PETUNJUK TUGAS>
A – Jawab pertanyaan berikut dari berita santri MAJT:
(i) Pada hari apa santri melantunkan ayat Al-Qur'an di ruang utama MAJT?
(ii) Berapa juz yang dibacakan tiap santri secara bergantian?
(iii) Sebelum waktu apa 114 surat selesai dibacakan?
B – Salin persis bagian berita santri MAJT, dimulai dari "29 santri Ponpes" dan berakhir pada "bulan Ramadan ini.".
C – Lanjutkan berita santri MAJT setelah kalimat terakhirnya.

BAGIAN DOKUMEN>
___

29 santri Ponpes Tahfidz MAJT-Baznas Jateng khatam 30 juz setiap hari

Semarang (ANTARA) - Likuran santri pada Kamis (27/3) sore itu melantunkan ayat-ayat suci Al-Qur'an, yang suaranya menggema di ruang utama Masjid Agung Jawa Tengah (MAJT).
Lantunan suara mereka jernih, bersahutan, dan menggema di setiap sudut masjid yang megah. Sore itu, Matahari mulai merendah ketika 29 santri dari Pondok Pesantren (Ponpes) Tahfidz Al-Qur’an MAJT-Baznas Jateng duduk rapi, membuka mushaf, bersiap mengkhatamkan Al-Qur’an untuk kesekian kalinya di bulan Ramadan ini.
Bagi mereka, membaca 30 juz dalam sehari bukan sekadar rutinitas, melainkan perjalanan spiritual yang penuh makna.
Setiap santri mendapat bagian satu hingga dua juz untuk dibacakan secara bergantian. Suasana hening saat satu santri mulai membaca, lalu disambung yang lain, hingga akhirnya 114 surat dalam Al-Qur’an selesai dibacakan sebelum waktu Maghrib tiba.

___

[Baris dari dataset tata letak]
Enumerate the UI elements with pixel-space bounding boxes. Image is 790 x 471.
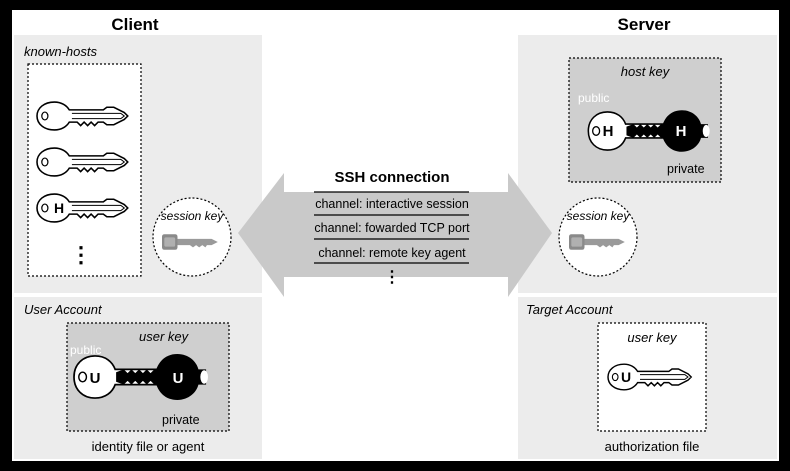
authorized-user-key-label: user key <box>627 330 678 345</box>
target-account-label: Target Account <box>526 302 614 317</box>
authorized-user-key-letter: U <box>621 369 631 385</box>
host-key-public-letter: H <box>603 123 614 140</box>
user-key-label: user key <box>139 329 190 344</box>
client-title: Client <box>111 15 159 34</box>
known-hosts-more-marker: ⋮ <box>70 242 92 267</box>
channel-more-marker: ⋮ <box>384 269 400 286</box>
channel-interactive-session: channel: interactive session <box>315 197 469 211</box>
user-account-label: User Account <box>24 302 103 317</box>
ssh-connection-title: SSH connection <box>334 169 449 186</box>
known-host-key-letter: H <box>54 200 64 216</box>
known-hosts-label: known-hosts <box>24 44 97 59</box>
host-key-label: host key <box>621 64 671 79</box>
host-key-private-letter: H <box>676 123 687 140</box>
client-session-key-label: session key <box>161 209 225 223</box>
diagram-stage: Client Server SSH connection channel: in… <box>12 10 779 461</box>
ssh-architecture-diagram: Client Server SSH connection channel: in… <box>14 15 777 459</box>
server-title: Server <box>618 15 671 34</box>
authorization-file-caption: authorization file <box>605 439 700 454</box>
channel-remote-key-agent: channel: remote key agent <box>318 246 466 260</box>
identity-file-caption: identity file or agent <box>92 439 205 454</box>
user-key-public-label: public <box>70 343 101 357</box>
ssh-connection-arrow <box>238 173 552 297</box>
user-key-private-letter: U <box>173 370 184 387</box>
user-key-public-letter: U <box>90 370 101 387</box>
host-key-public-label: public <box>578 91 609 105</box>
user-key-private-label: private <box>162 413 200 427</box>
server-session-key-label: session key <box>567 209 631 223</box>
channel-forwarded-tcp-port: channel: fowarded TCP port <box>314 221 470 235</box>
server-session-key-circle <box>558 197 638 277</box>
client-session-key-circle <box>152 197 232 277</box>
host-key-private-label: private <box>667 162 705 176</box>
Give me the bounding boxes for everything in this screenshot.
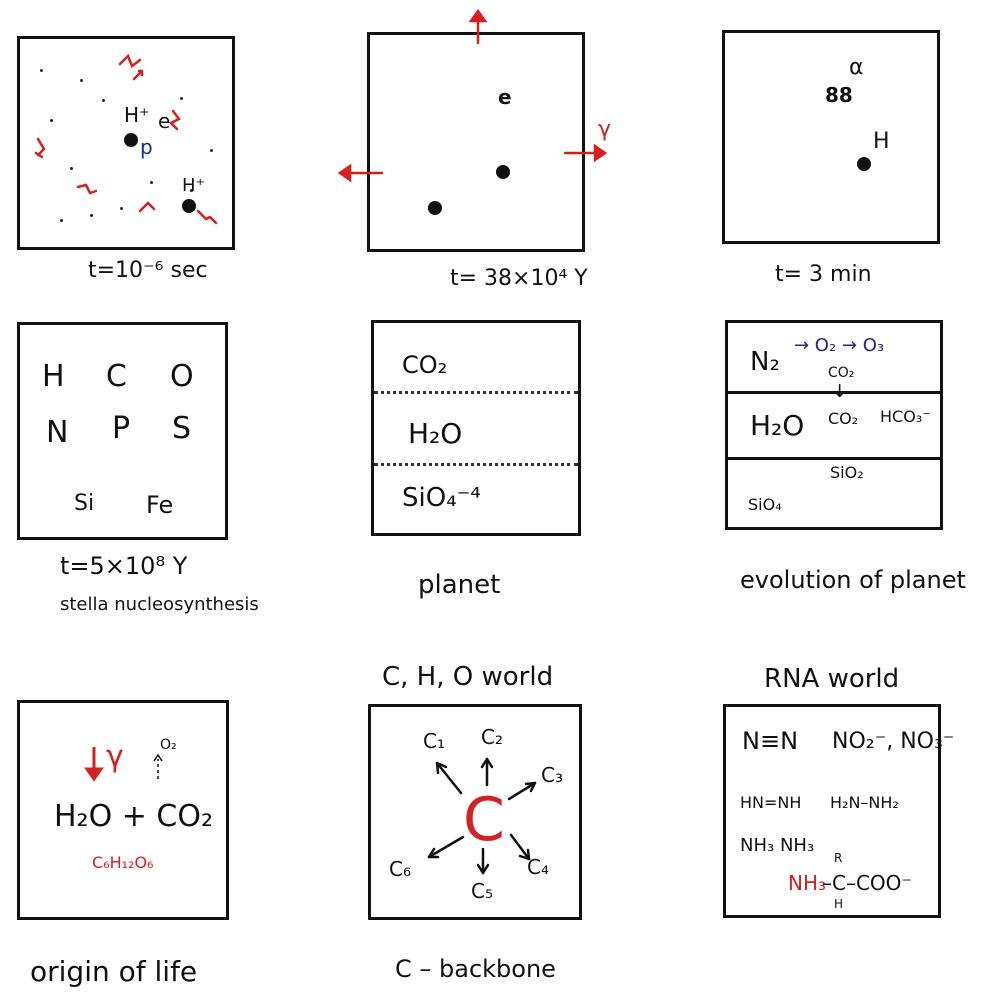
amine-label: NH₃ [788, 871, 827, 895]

___

HASIL>
A –
(i) Kamis (27/3) sore.
(ii) Satu hingga dua juz.
(iii) Sebelum waktu Maghrib.

B –
29 santri Ponpes Tahfidz MAJT-Baznas Jateng khatam 30 juz setiap hari

Semarang (ANTARA) - Likuran santri pada Kamis (27/3) sore itu melantunkan ayat-ayat suci Al-Qur'an, yang suaranya menggema di ruang utama Masjid Agung Jawa Tengah (MAJT).
Lantunan suara mereka jernih, bersahutan, dan menggema di setiap sudut masjid yang megah. Sore itu, Matahari mulai merendah ketika 29 santri dari Pondok Pesantren (Ponpes) Tahfidz Al-Qur’an MAJT-Baznas Jateng duduk rapi, membuka mushaf, bersiap mengkhatamkan Al-Qur’an untuk kesekian kalinya di bulan Ramadan ini.

C –
Di balik suara merdu yang terdengar tenang, ada perjuangan panjang yang tak semua orang tahu. Hafalan mereka bukan sekadar diulang di bibir, tetapi juga ditanam dalam hati, dijaga dalam keseharian.
Wakil Sekretaris PP MAJT yang juga salah satu penasihat Ponpes Tahfidz MAJT-Baznas Jateng, H Istajib AS, menjelaskan program khataman ini sudah berjalan selama 2 tahun.
Ia menyampaikan tahun ini, para santri kembali menuntaskan satu khataman setiap hari hingga 27 Ramadan.
"Ini bukan hanya latihan hafalan, tapi juga bentuk ibadah. Para santri diajarkan bahwa membaca Al-Qur’an itu bukan hanya tugas, tapi bagian dari kehidupan sehari-hari," kata Istajib seperti dikutip dalam rilis MAJT.
Menjelang 28 Ramadan, para santri bersiap memasuki masa libur hingga 20 April 2025. Namun, libur bagi mereka bukan berarti istirahat total. Setiap santri tetap diberi tugas untuk menjaga hafalannya.
"Pada masa libur, tetap ada hafalan yang harus dijaga. Ini bukan hanya tentang membaca, tapi tentang bagaimana Al-Qur’an menjadi bagian dari diri kita," terangnya.
Menurut Istajib, para santri perlu mengulang satu ayat berkali-kali sebelum benar-benar hafal.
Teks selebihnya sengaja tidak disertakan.